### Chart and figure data
◇ ◇ ◇ ◇ ◇ ◇ ◇

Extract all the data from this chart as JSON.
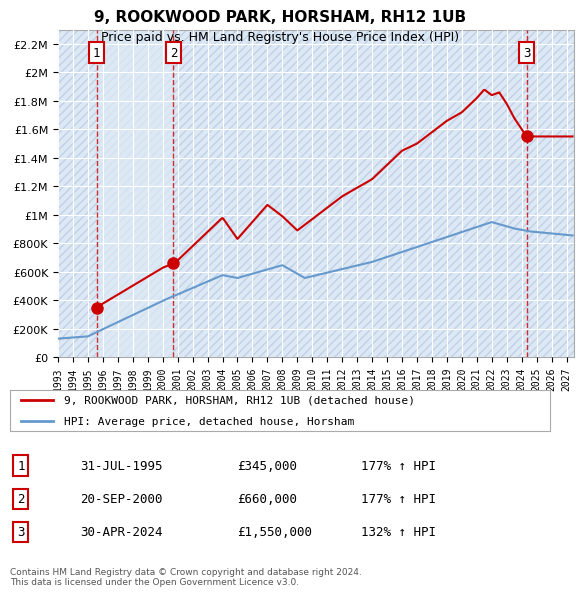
{
  "title": "9, ROOKWOOD PARK, HORSHAM, RH12 1UB",
  "subtitle": "Price paid vs. HM Land Registry's House Price Index (HPI)",
  "xlabel": "",
  "ylabel": "",
  "ylim": [
    0,
    2300000
  ],
  "yticks": [
    0,
    200000,
    400000,
    600000,
    800000,
    1000000,
    1200000,
    1400000,
    1600000,
    1800000,
    2000000,
    2200000
  ],
  "ytick_labels": [
    "£0",
    "£200K",
    "£400K",
    "£600K",
    "£800K",
    "£1M",
    "£1.2M",
    "£1.4M",
    "£1.6M",
    "£1.8M",
    "£2M",
    "£2.2M"
  ],
  "background_color": "#ffffff",
  "plot_bg_color": "#dce9f5",
  "hatch_color": "#c0d0e8",
  "grid_color": "#ffffff",
  "sale_color": "#cc0000",
  "hpi_color": "#6699cc",
  "legend_sale_label": "9, ROOKWOOD PARK, HORSHAM, RH12 1UB (detached house)",
  "legend_hpi_label": "HPI: Average price, detached house, Horsham",
  "transactions": [
    {
      "num": 1,
      "date_x": 1995.58,
      "price": 345000,
      "label": "1",
      "date_str": "31-JUL-1995",
      "price_str": "£345,000",
      "hpi_str": "177% ↑ HPI"
    },
    {
      "num": 2,
      "date_x": 2000.72,
      "price": 660000,
      "label": "2",
      "date_str": "20-SEP-2000",
      "price_str": "£660,000",
      "hpi_str": "177% ↑ HPI"
    },
    {
      "num": 3,
      "date_x": 2024.33,
      "price": 1550000,
      "label": "3",
      "date_str": "30-APR-2024",
      "price_str": "£1,550,000",
      "hpi_str": "132% ↑ HPI"
    }
  ],
  "footnote": "Contains HM Land Registry data © Crown copyright and database right 2024.\nThis data is licensed under the Open Government Licence v3.0.",
  "hpi_x_start": 1993.0,
  "hpi_x_end": 2027.0,
  "xmin": 1993.0,
  "xmax": 2027.5,
  "xtick_years": [
    1993,
    1994,
    1995,
    1996,
    1997,
    1998,
    1999,
    2000,
    2001,
    2002,
    2003,
    2004,
    2005,
    2006,
    2007,
    2008,
    2009,
    2010,
    2011,
    2012,
    2013,
    2014,
    2015,
    2016,
    2017,
    2018,
    2019,
    2020,
    2021,
    2022,
    2023,
    2024,
    2025,
    2026,
    2027
  ]
}
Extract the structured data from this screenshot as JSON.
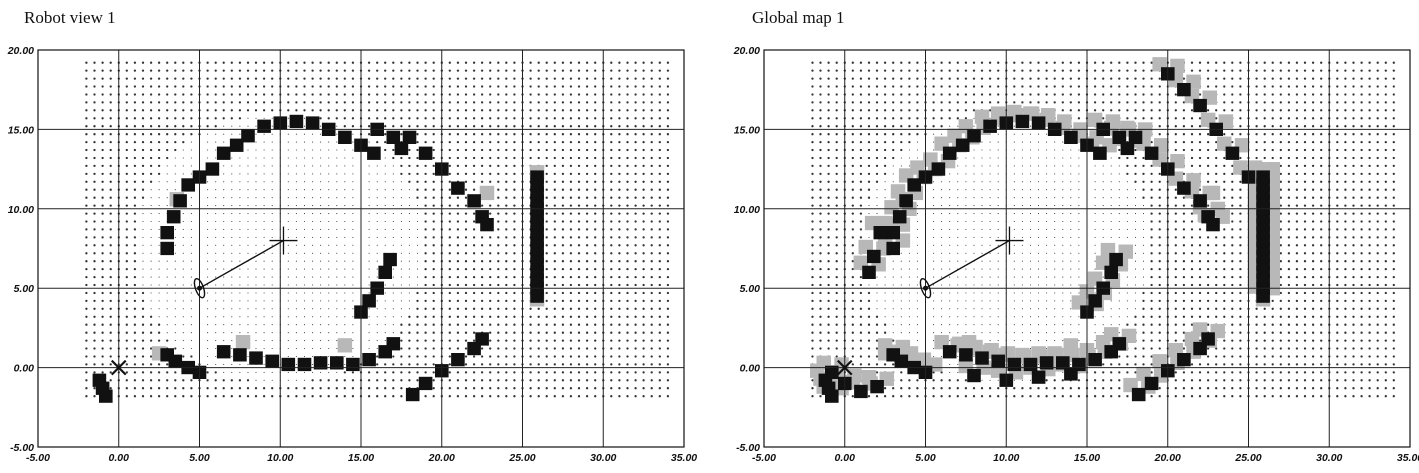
{
  "panels": [
    {
      "title": "Robot view 1"
    },
    {
      "title": "Global map 1"
    }
  ],
  "axes": {
    "x_ticks": [
      "-5.00",
      "0.00",
      "5.00",
      "10.00",
      "15.00",
      "20.00",
      "25.00",
      "30.00",
      "35.00"
    ],
    "y_ticks": [
      "20.00",
      "15.00",
      "10.00",
      "5.00",
      "0.00",
      "-5.00"
    ],
    "xlim": [
      -5,
      35
    ],
    "ylim": [
      -5,
      20
    ],
    "grid": true
  },
  "markers": {
    "origin_cross": {
      "x": 0,
      "y": 0,
      "symbol": "x-mark"
    },
    "robot": {
      "x": 5,
      "y": 5,
      "symbol": "robot-ellipse"
    },
    "target": {
      "x": 10.2,
      "y": 8,
      "symbol": "plus-mark"
    }
  },
  "colors": {
    "occupied": "#111111",
    "uncertain": "#b8b8b8",
    "grid_line": "#222222",
    "unknown_dot": "#333333"
  }
}
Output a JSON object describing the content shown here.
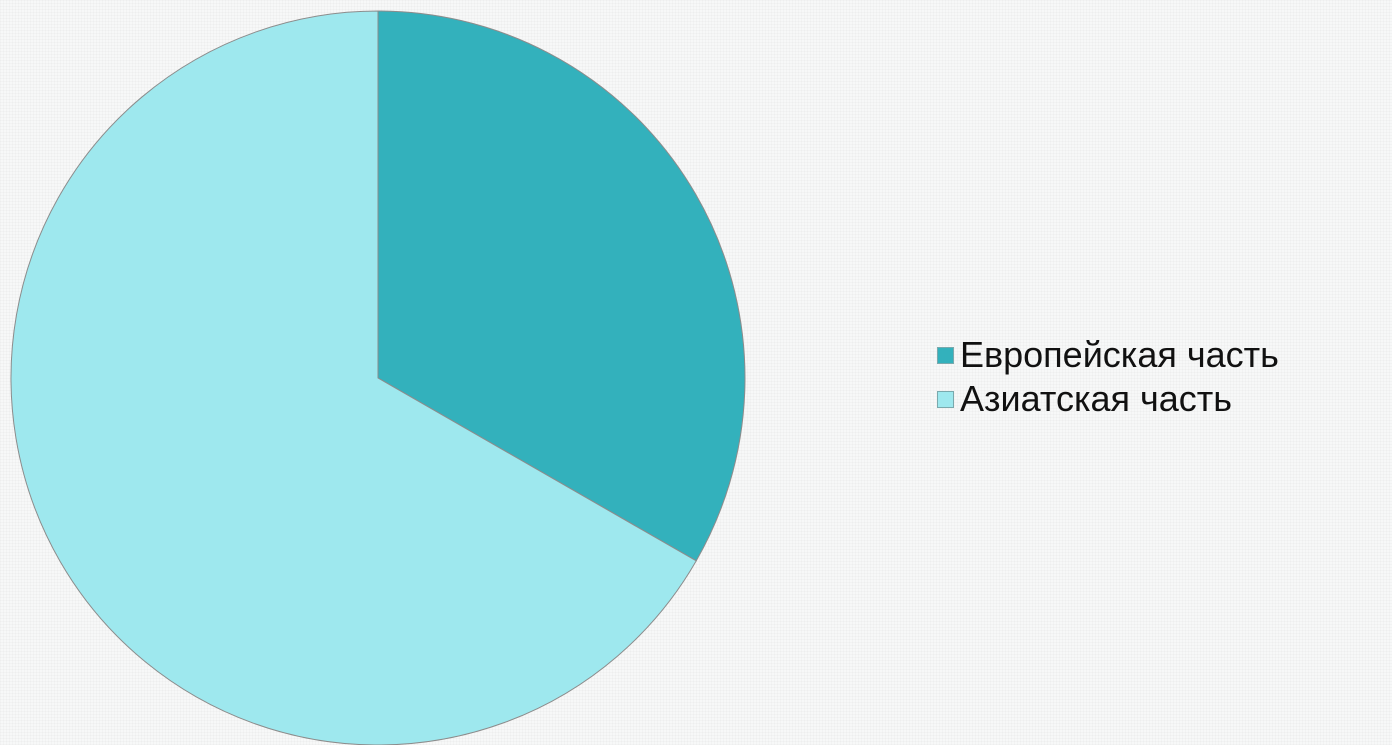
{
  "chart_data": {
    "type": "pie",
    "title": "",
    "start_angle": "12 o'clock",
    "direction": "clockwise",
    "legend_position": "right",
    "slices": [
      {
        "label": "Европейская часть",
        "value": 33.3,
        "color": "#33b1bc"
      },
      {
        "label": "Азиатская часть",
        "value": 66.7,
        "color": "#9ee8ee"
      }
    ]
  }
}
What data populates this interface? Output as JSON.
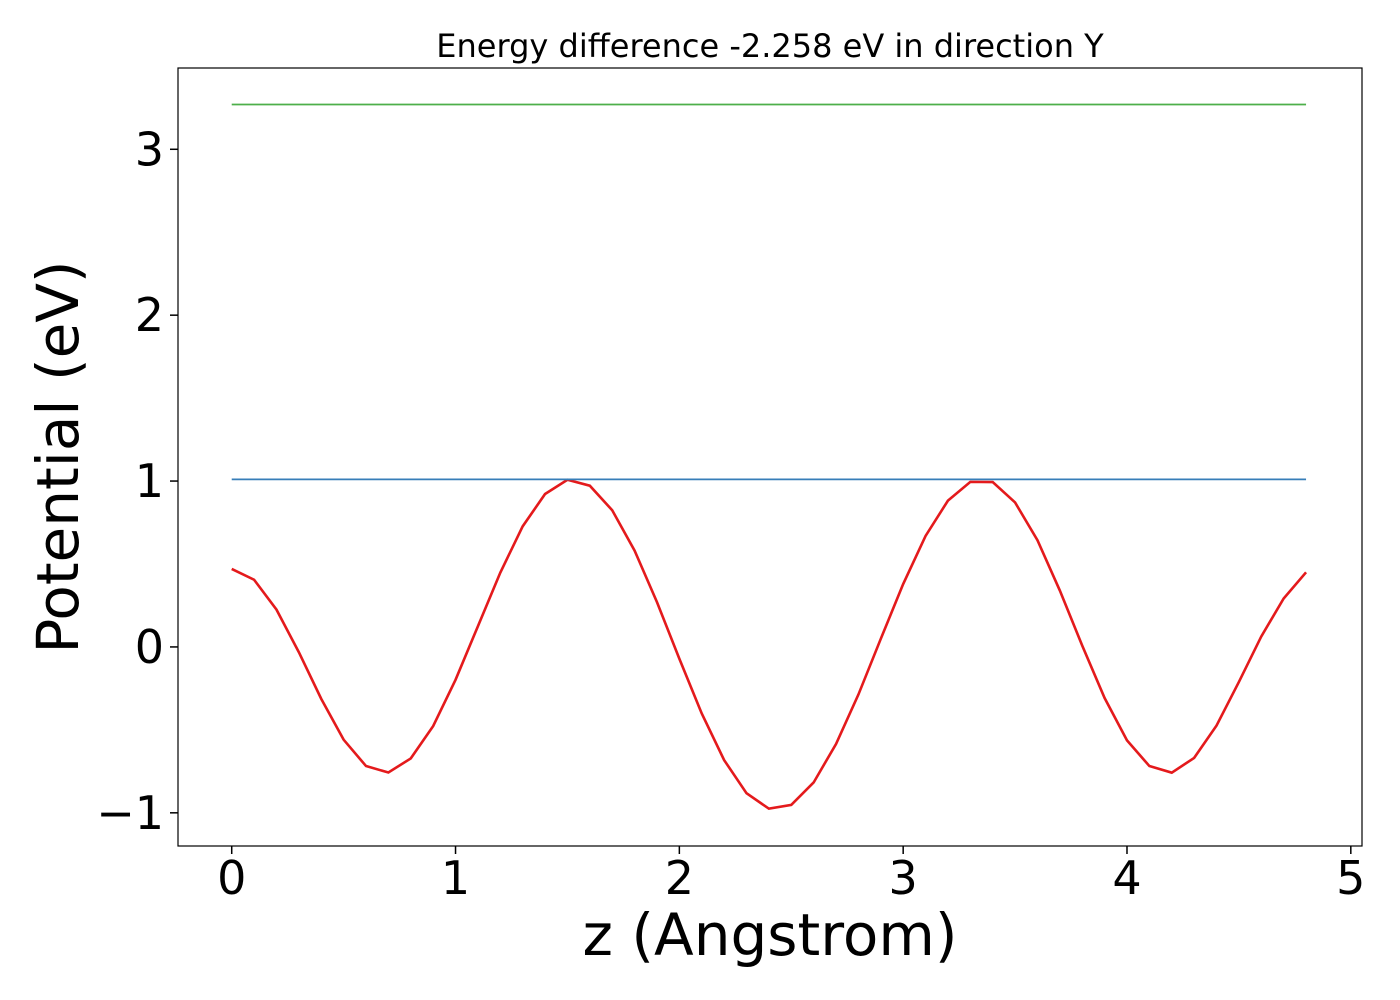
{
  "chart_data": {
    "type": "line",
    "title": "Energy difference -2.258 eV in direction Y",
    "xlabel": "z (Angstrom)",
    "ylabel": "Potential (eV)",
    "series": [
      {
        "color": "#e41a1c",
        "x": [
          0,
          0.1,
          0.2,
          0.3,
          0.4,
          0.5,
          0.6,
          0.7,
          0.8,
          0.9,
          1.0,
          1.1,
          1.2,
          1.3,
          1.4,
          1.5,
          1.6,
          1.7,
          1.8,
          1.9,
          2.0,
          2.1,
          2.2,
          2.3,
          2.4,
          2.5,
          2.6,
          2.7,
          2.8,
          2.9,
          3.0,
          3.1,
          3.2,
          3.3,
          3.4,
          3.5,
          3.6,
          3.7,
          3.8,
          3.9,
          4.0,
          4.1,
          4.2,
          4.3,
          4.4,
          4.5,
          4.6,
          4.7,
          4.8
        ],
        "values": [
          0.47,
          0.405,
          0.225,
          -0.032,
          -0.313,
          -0.559,
          -0.718,
          -0.757,
          -0.672,
          -0.477,
          -0.198,
          0.125,
          0.448,
          0.727,
          0.922,
          1.008,
          0.972,
          0.824,
          0.581,
          0.27,
          -0.071,
          -0.401,
          -0.682,
          -0.882,
          -0.975,
          -0.952,
          -0.817,
          -0.585,
          -0.287,
          0.049,
          0.379,
          0.669,
          0.882,
          0.995,
          0.994,
          0.871,
          0.643,
          0.34,
          0.008,
          -0.308,
          -0.563,
          -0.718,
          -0.758,
          -0.669,
          -0.474,
          -0.211,
          0.063,
          0.292,
          0.45
        ]
      },
      {
        "color": "#377eb8",
        "x": [
          0,
          4.8
        ],
        "values": [
          1.01,
          1.01
        ]
      },
      {
        "color": "#4daf4a",
        "x": [
          0,
          4.8
        ],
        "values": [
          3.27,
          3.27
        ]
      }
    ],
    "xlim": [
      -0.24,
      5.05
    ],
    "ylim": [
      -1.2,
      3.49
    ],
    "xticks": [
      0,
      1,
      2,
      3,
      4,
      5
    ],
    "yticks": [
      {
        "value": -1,
        "label": "−1"
      },
      0,
      1,
      2,
      3
    ],
    "grid": false
  }
}
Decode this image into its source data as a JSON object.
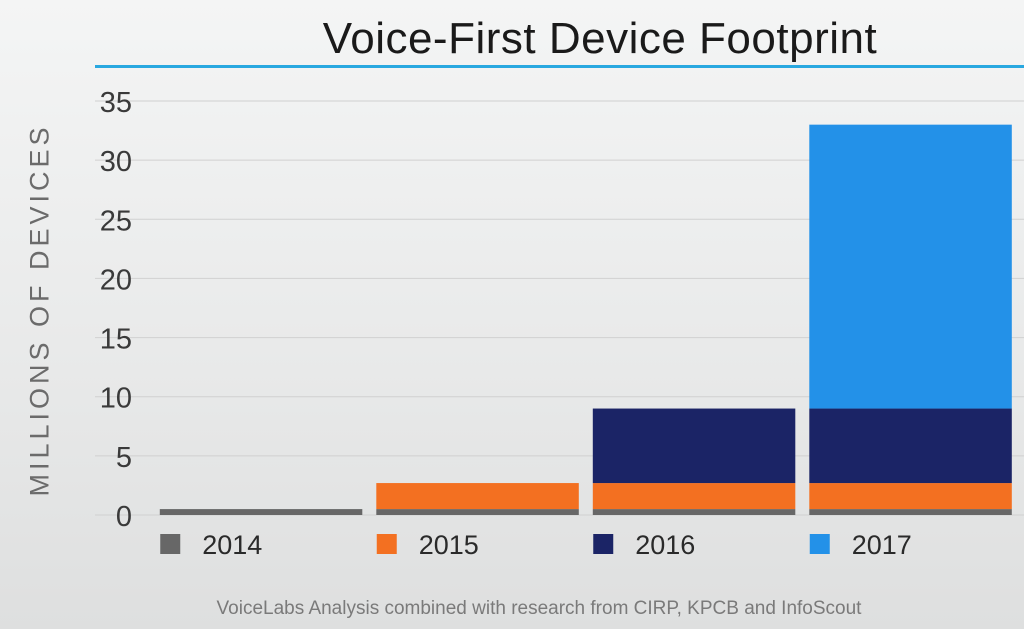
{
  "title": "Voice-First Device Footprint",
  "footer": "VoiceLabs Analysis combined with research from CIRP, KPCB and InfoScout",
  "colors": {
    "title_rule": "#29a8e0",
    "grid": "#d0d0d0",
    "axis_text": "#3a3a3a"
  },
  "chart_data": {
    "type": "bar",
    "stacked": true,
    "title": "Voice-First Device Footprint",
    "ylabel": "MILLIONS OF DEVICES",
    "xlabel": "",
    "ylim": [
      0,
      35
    ],
    "yticks": [
      0,
      5,
      10,
      15,
      20,
      25,
      30,
      35
    ],
    "grid": true,
    "categories": [
      "2014",
      "2015",
      "2016",
      "2017"
    ],
    "series": [
      {
        "name": "2014",
        "color": "#676767",
        "values": [
          0.5,
          0.5,
          0.5,
          0.5
        ]
      },
      {
        "name": "2015",
        "color": "#f37021",
        "values": [
          0,
          2.2,
          2.2,
          2.2
        ]
      },
      {
        "name": "2016",
        "color": "#1b2466",
        "values": [
          0,
          0,
          6.3,
          6.3
        ]
      },
      {
        "name": "2017",
        "color": "#2391e8",
        "values": [
          0,
          0,
          0,
          24
        ]
      }
    ],
    "legend": {
      "placement": "bottom",
      "labels": [
        "2014",
        "2015",
        "2016",
        "2017"
      ]
    }
  }
}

◇ ◇ ◇ ◇ ◇ ◇ ◇

### Goal
Return a copy of every line that includes the word "right".

### Written response
  "footnote": "Contains HM Land Registry data © Crown copyright and database right 2024.\nThis data is licensed under the Open Government Licence v3.0.",
    "legend_position": "right",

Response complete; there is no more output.